**DIRECTIONS FOR THIS TASK:** Look through the listing below and work out how many of its lines hold the word "Lever". Give only the number.

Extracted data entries
********************
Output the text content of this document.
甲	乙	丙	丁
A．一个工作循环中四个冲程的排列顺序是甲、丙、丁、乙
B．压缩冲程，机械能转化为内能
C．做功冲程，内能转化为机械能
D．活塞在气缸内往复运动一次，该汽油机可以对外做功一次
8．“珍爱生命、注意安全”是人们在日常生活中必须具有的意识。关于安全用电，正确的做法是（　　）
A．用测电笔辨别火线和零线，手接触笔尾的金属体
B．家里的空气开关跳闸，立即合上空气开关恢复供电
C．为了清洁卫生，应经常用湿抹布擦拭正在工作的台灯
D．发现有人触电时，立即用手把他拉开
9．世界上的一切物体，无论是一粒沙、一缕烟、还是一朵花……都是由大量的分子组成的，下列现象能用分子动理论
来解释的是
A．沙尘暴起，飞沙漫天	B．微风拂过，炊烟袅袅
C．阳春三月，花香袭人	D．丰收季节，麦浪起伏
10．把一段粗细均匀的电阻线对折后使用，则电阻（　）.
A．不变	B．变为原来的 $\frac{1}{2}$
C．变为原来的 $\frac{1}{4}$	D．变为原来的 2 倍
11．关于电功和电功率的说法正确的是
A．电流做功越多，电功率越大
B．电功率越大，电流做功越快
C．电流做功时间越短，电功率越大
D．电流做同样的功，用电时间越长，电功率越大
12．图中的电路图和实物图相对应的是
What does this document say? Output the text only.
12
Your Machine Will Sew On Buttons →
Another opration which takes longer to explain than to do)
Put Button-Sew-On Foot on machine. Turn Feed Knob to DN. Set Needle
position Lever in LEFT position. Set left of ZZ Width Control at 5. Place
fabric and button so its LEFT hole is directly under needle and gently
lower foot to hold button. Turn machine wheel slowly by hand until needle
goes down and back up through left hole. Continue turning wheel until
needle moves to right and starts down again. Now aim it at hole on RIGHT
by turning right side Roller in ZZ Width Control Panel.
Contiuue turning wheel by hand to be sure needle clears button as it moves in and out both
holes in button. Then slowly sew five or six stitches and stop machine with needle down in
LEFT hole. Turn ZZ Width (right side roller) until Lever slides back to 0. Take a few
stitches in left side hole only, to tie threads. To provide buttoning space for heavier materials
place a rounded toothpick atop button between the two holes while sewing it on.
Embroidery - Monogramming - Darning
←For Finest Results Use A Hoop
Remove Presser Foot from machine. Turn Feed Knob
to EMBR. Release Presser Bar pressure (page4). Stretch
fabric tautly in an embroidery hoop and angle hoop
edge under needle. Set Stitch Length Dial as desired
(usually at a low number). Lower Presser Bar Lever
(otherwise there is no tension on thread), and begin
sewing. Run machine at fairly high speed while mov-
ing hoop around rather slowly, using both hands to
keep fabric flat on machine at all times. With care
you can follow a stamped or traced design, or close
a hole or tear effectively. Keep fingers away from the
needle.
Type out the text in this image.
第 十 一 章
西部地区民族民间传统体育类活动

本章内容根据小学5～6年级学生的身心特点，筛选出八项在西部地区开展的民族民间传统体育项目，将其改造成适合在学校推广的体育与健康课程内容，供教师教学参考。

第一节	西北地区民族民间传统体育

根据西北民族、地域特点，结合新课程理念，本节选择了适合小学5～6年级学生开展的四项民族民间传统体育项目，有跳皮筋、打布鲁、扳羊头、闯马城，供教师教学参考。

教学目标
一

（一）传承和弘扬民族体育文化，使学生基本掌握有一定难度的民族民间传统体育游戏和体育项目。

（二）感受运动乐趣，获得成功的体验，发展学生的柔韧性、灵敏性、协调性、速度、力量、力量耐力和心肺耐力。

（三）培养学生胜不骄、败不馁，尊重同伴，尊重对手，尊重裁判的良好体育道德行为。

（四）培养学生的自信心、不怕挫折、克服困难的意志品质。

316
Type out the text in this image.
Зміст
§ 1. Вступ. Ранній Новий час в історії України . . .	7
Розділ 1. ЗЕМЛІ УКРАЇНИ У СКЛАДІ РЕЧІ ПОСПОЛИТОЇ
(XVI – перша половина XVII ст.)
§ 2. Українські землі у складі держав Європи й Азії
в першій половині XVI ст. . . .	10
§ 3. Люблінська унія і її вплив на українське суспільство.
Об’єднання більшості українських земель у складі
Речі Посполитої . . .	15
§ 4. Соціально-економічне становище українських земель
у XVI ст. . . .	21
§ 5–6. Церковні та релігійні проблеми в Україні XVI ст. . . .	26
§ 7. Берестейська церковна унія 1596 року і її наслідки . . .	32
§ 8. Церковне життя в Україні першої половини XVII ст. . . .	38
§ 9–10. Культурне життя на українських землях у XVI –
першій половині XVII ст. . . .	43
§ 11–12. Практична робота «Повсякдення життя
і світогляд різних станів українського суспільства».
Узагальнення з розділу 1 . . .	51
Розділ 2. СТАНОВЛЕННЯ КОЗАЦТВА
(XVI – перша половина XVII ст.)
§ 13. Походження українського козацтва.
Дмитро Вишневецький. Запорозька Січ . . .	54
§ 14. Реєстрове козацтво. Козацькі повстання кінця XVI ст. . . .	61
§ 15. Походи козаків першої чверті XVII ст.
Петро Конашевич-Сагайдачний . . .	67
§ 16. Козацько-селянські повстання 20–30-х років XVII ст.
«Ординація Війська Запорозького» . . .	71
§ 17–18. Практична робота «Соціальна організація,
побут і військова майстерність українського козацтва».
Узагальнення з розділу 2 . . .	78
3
********************
**EXERCISE ANSWER:** 3